* [Exercise task]: Note how many lines hold "O点越近的" and report that number by itself.

++++++

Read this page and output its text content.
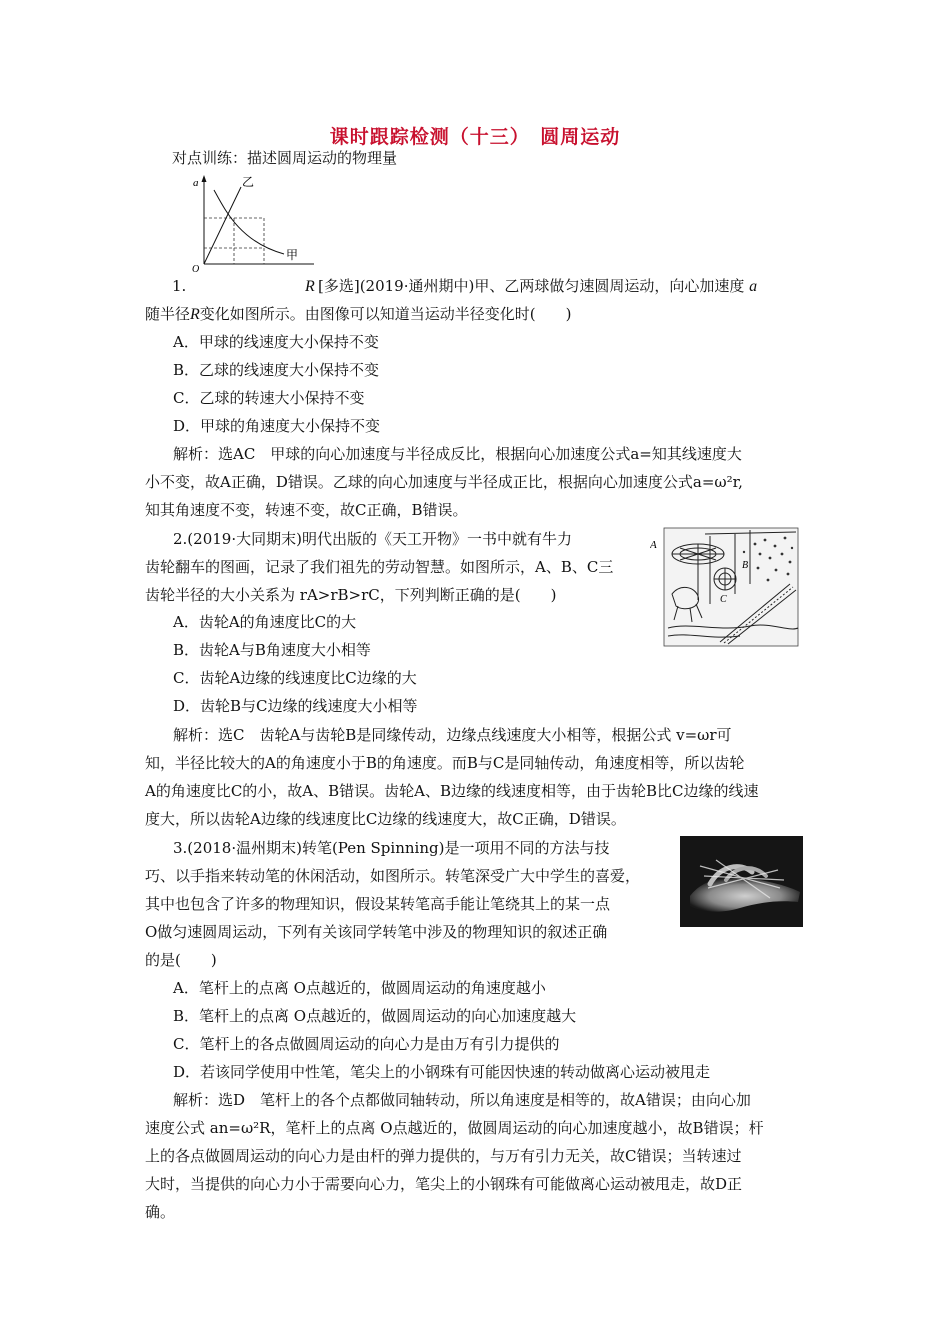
课时跟踪检测（十三）　圆周运动
对点训练：描述圆周运动的物理量
a
O
乙
甲
1.	R [多选](2019·通州期中)甲、乙两球做匀速圆周运动，向心加速度 a
随半径R变化如图所示。由图像可以知道当运动半径变化时(　　)
A．甲球的线速度大小保持不变
B．乙球的线速度大小保持不变
C．乙球的转速大小保持不变
D．甲球的角速度大小保持不变
解析：选AC　甲球的向心加速度与半径成反比，根据向心加速度公式a=知其线速度大
小不变，故A正确，D错误。乙球的向心加速度与半径成正比，根据向心加速度公式a=ω²r,
知其角速度不变，转速不变，故C正确，B错误。
2.(2019·大同期末)明代出版的《天工开物》一书中就有牛力
齿轮翻车的图画，记录了我们祖先的劳动智慧。如图所示，A、B、C三
齿轮半径的大小关系为 rA>rB>rC，下列判断正确的是(　　)
A
B
C
A．齿轮A的角速度比C的大
B．齿轮A与B角速度大小相等
C．齿轮A边缘的线速度比C边缘的大
D．齿轮B与C边缘的线速度大小相等
解析：选C　齿轮A与齿轮B是同缘传动，边缘点线速度大小相等，根据公式 v=ωr可
知，半径比较大的A的角速度小于B的角速度。而B与C是同轴传动，角速度相等，所以齿轮
A的角速度比C的小，故A、B错误。齿轮A、B边缘的线速度相等，由于齿轮B比C边缘的线速
度大，所以齿轮A边缘的线速度比C边缘的线速度大，故C正确，D错误。
3.(2018·温州期末)转笔(Pen Spinning)是一项用不同的方法与技
巧、以手指来转动笔的休闲活动，如图所示。转笔深受广大中学生的喜爱，
其中也包含了许多的物理知识，假设某转笔高手能让笔绕其上的某一点
O做匀速圆周运动，下列有关该同学转笔中涉及的物理知识的叙述正确
的是(　　)
A．笔杆上的点离 O点越近的，做圆周运动的角速度越小
B．笔杆上的点离 O点越近的，做圆周运动的向心加速度越大
C．笔杆上的各点做圆周运动的向心力是由万有引力提供的
D．若该同学使用中性笔，笔尖上的小钢珠有可能因快速的转动做离心运动被甩走
解析：选D　笔杆上的各个点都做同轴转动，所以角速度是相等的，故A错误；由向心加
速度公式 an=ω²R，笔杆上的点离 O点越近的，做圆周运动的向心加速度越小，故B错误；杆
上的各点做圆周运动的向心力是由杆的弹力提供的，与万有引力无关，故C错误；当转速过
大时，当提供的向心力小于需要向心力，笔尖上的小钢珠有可能做离心运动被甩走，故D正
确。
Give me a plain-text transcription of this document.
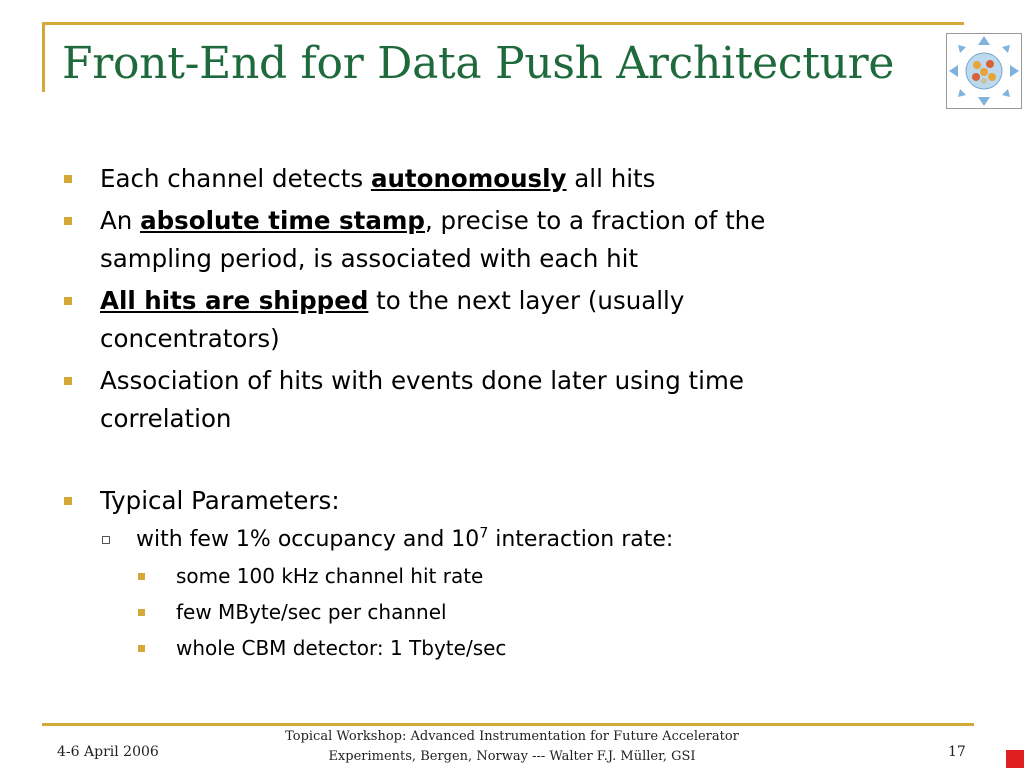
Front-End for Data Push Architecture
Each channel detects autonomously all hits
An absolute time stamp, precise to a fraction of the
sampling period, is associated with each hit
All hits are shipped to the next layer (usually
concentrators)
Association of hits with events done later using time
correlation
Typical Parameters:
with few 1% occupancy and $10^7$ interaction rate:
some 100 kHz channel hit rate
few MByte/sec per channel
whole CBM detector: 1 Tbyte/sec
4-6 April 2006
Topical Workshop: Advanced Instrumentation for Future Accelerator
Experiments, Bergen, Norway --- Walter F.J. Müller, GSI	17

++++++

* [Result for this task]: 3